----- Material shown

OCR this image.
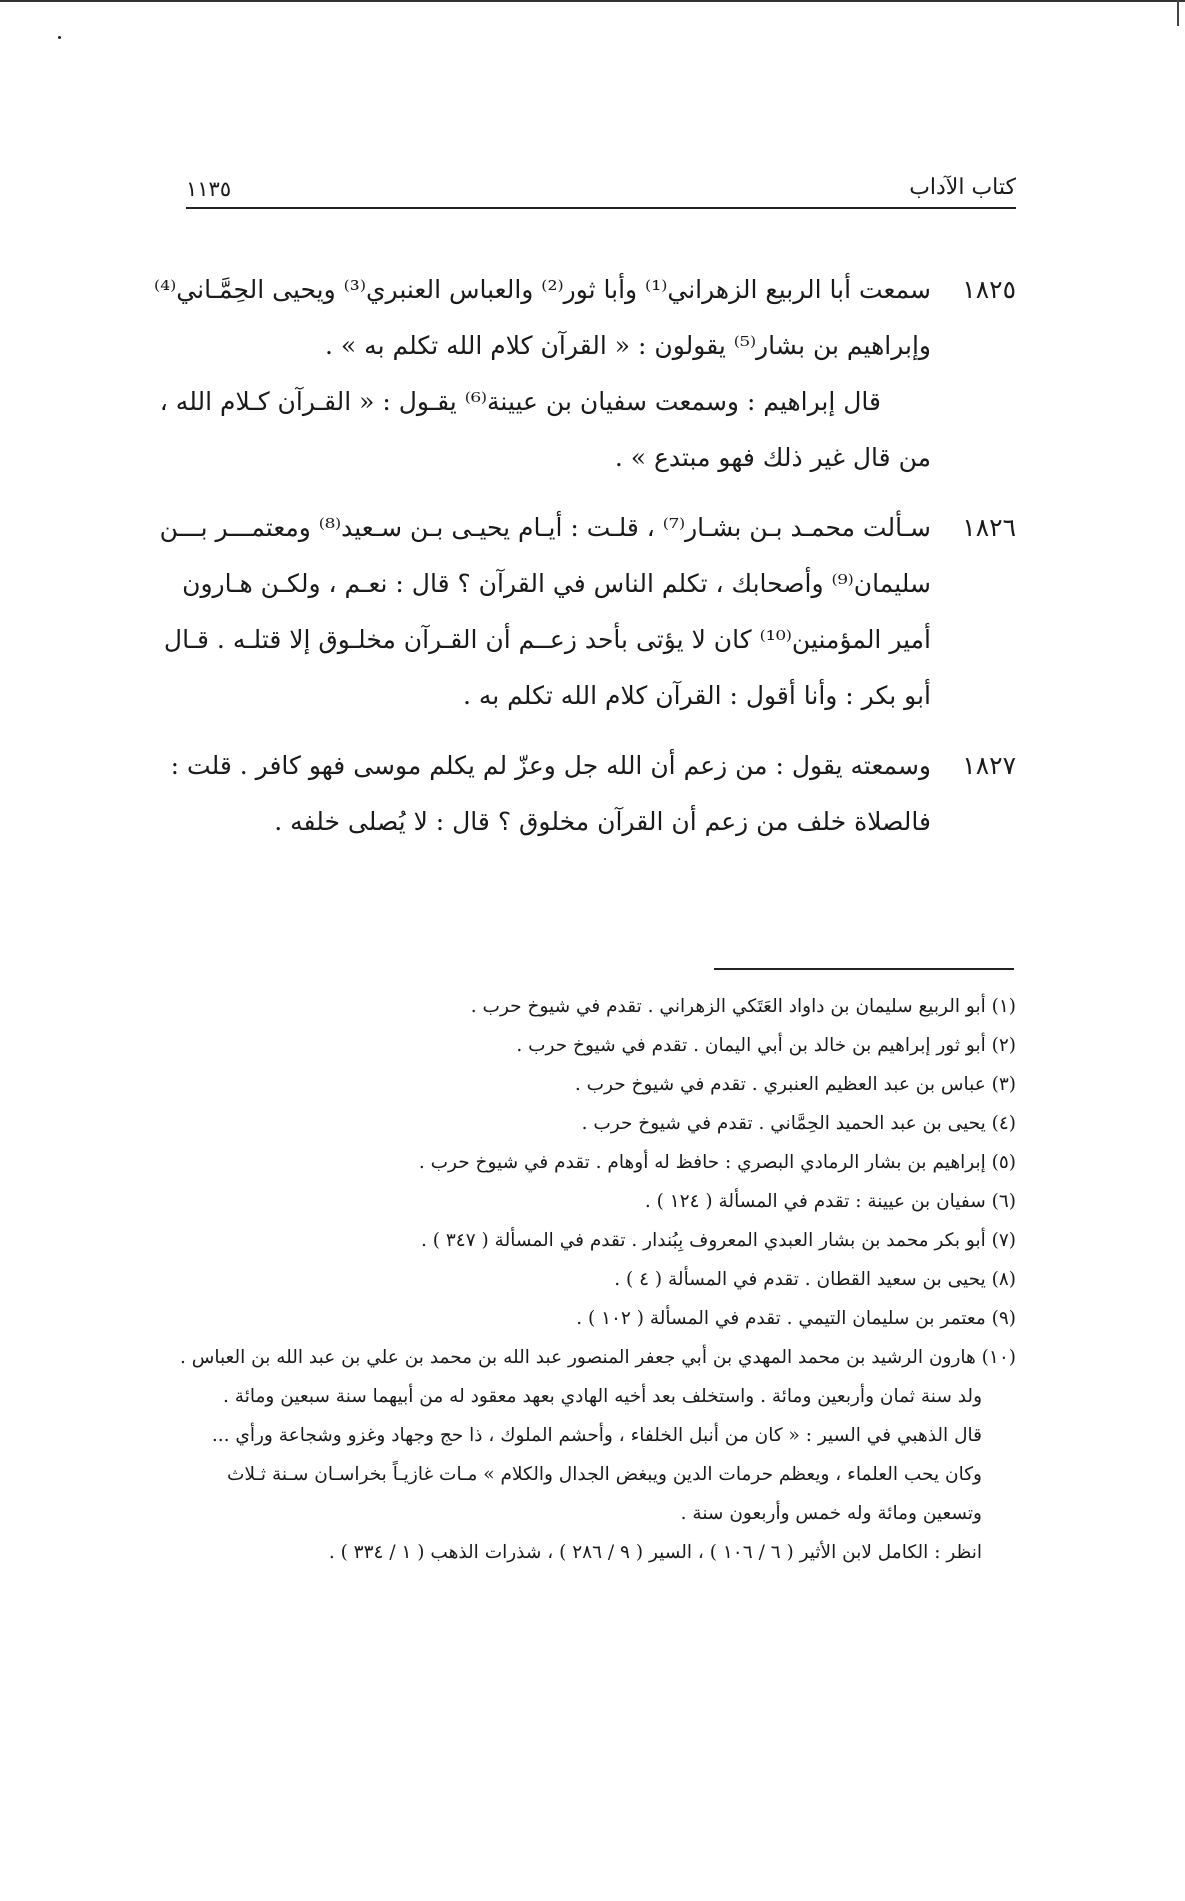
كتاب الآداب
١١٣٥
١٨٢٥
سمعت أبا الربيع الزهراني⁽¹⁾ وأبا ثور⁽²⁾ والعباس العنبري⁽³⁾ ويحيى الحِمَّـاني⁽⁴⁾
وإبراهيم بن بشار⁽⁵⁾ يقولون : « القرآن كلام الله تكلم به » .
قال إبراهيم : وسمعت سفيان بن عيينة⁽⁶⁾ يقـول : « القـرآن كـلام الله ،
من قال غير ذلك فهو مبتدع » .
١٨٢٦
سـألت محمـد بـن بشـار⁽⁷⁾ ، قلـت : أيـام يحيـى بـن سـعيد⁽⁸⁾ ومعتمـــر بـــن
سليمان⁽⁹⁾ وأصحابك ، تكلم الناس في القرآن ؟ قال : نعـم ، ولكـن هـارون
أمير المؤمنين⁽¹⁰⁾ كان لا يؤتى بأحد زعــم أن القـرآن مخلـوق إلا قتلـه . قـال
أبو بكر : وأنا أقول : القرآن كلام الله تكلم به .
١٨٢٧
وسمعته يقول : من زعم أن الله جل وعزّ لم يكلم موسى فهو كافر . قلت :
فالصلاة خلف من زعم أن القرآن مخلوق ؟ قال : لا يُصلى خلفه .
(١) أبو الربيع سليمان بن داواد العَتَكي الزهراني . تقدم في شيوخ حرب .
(٢) أبو ثور إبراهيم بن خالد بن أبي اليمان . تقدم في شيوخ حرب .
(٣) عباس بن عبد العظيم العنبري . تقدم في شيوخ حرب .
(٤) يحيى بن عبد الحميد الحِمَّاني . تقدم في شيوخ حرب .
(٥) إبراهيم بن بشار الرمادي البصري : حافظ له أوهام . تقدم في شيوخ حرب .
(٦) سفيان بن عيينة : تقدم في المسألة ( ١٢٤ ) .
(٧) أبو بكر محمد بن بشار العبدي المعروف بِبُندار . تقدم في المسألة ( ٣٤٧ ) .
(٨) يحيى بن سعيد القطان . تقدم في المسألة ( ٤ ) .
(٩) معتمر بن سليمان التيمي . تقدم في المسألة ( ١٠٢ ) .
(١٠) هارون الرشيد بن محمد المهدي بن أبي جعفر المنصور عبد الله بن محمد بن علي بن عبد الله بن العباس .
ولد سنة ثمان وأربعين ومائة . واستخلف بعد أخيه الهادي بعهد معقود له من أبيهما سنة سبعين ومائة .
قال الذهبي في السير : « كان من أنبل الخلفاء ، وأحشم الملوك ، ذا حج وجهاد وغزو وشجاعة ورأي ...
وكان يحب العلماء ، ويعظم حرمات الدين ويبغض الجدال والكلام » مـات غازيـاً بخراسـان سـنة ثـلاث
وتسعين ومائة وله خمس وأربعون سنة .
انظر : الكامل لابن الأثير ( ٦ / ١٠٦ ) ، السير ( ٩ / ٢٨٦ ) ، شذرات الذهب ( ١ / ٣٣٤ ) .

----------

# Requirements:
Transcribe every entry word for word, but skip the pictures.

# Solution to this problem:
OCR this image.
كتاب الآداب
١١٣٥
١٨٢٥
سمعت أبا الربيع الزهراني⁽¹⁾ وأبا ثور⁽²⁾ والعباس العنبري⁽³⁾ ويحيى الحِمَّـاني⁽⁴⁾
وإبراهيم بن بشار⁽⁵⁾ يقولون : « القرآن كلام الله تكلم به » .
قال إبراهيم : وسمعت سفيان بن عيينة⁽⁶⁾ يقـول : « القـرآن كـلام الله ،
من قال غير ذلك فهو مبتدع » .
١٨٢٦
سـألت محمـد بـن بشـار⁽⁷⁾ ، قلـت : أيـام يحيـى بـن سـعيد⁽⁸⁾ ومعتمـــر بـــن
سليمان⁽⁹⁾ وأصحابك ، تكلم الناس في القرآن ؟ قال : نعـم ، ولكـن هـارون
أمير المؤمنين⁽¹⁰⁾ كان لا يؤتى بأحد زعــم أن القـرآن مخلـوق إلا قتلـه . قـال
أبو بكر : وأنا أقول : القرآن كلام الله تكلم به .
١٨٢٧
وسمعته يقول : من زعم أن الله جل وعزّ لم يكلم موسى فهو كافر . قلت :
فالصلاة خلف من زعم أن القرآن مخلوق ؟ قال : لا يُصلى خلفه .
(١) أبو الربيع سليمان بن داواد العَتَكي الزهراني . تقدم في شيوخ حرب .
(٢) أبو ثور إبراهيم بن خالد بن أبي اليمان . تقدم في شيوخ حرب .
(٣) عباس بن عبد العظيم العنبري . تقدم في شيوخ حرب .
(٤) يحيى بن عبد الحميد الحِمَّاني . تقدم في شيوخ حرب .
(٥) إبراهيم بن بشار الرمادي البصري : حافظ له أوهام . تقدم في شيوخ حرب .
(٦) سفيان بن عيينة : تقدم في المسألة ( ١٢٤ ) .
(٧) أبو بكر محمد بن بشار العبدي المعروف بِبُندار . تقدم في المسألة ( ٣٤٧ ) .
(٨) يحيى بن سعيد القطان . تقدم في المسألة ( ٤ ) .
(٩) معتمر بن سليمان التيمي . تقدم في المسألة ( ١٠٢ ) .
(١٠) هارون الرشيد بن محمد المهدي بن أبي جعفر المنصور عبد الله بن محمد بن علي بن عبد الله بن العباس .
ولد سنة ثمان وأربعين ومائة . واستخلف بعد أخيه الهادي بعهد معقود له من أبيهما سنة سبعين ومائة .
قال الذهبي في السير : « كان من أنبل الخلفاء ، وأحشم الملوك ، ذا حج وجهاد وغزو وشجاعة ورأي ...
وكان يحب العلماء ، ويعظم حرمات الدين ويبغض الجدال والكلام » مـات غازيـاً بخراسـان سـنة ثـلاث
وتسعين ومائة وله خمس وأربعون سنة .
انظر : الكامل لابن الأثير ( ٦ / ١٠٦ ) ، السير ( ٩ / ٢٨٦ ) ، شذرات الذهب ( ١ / ٣٣٤ ) .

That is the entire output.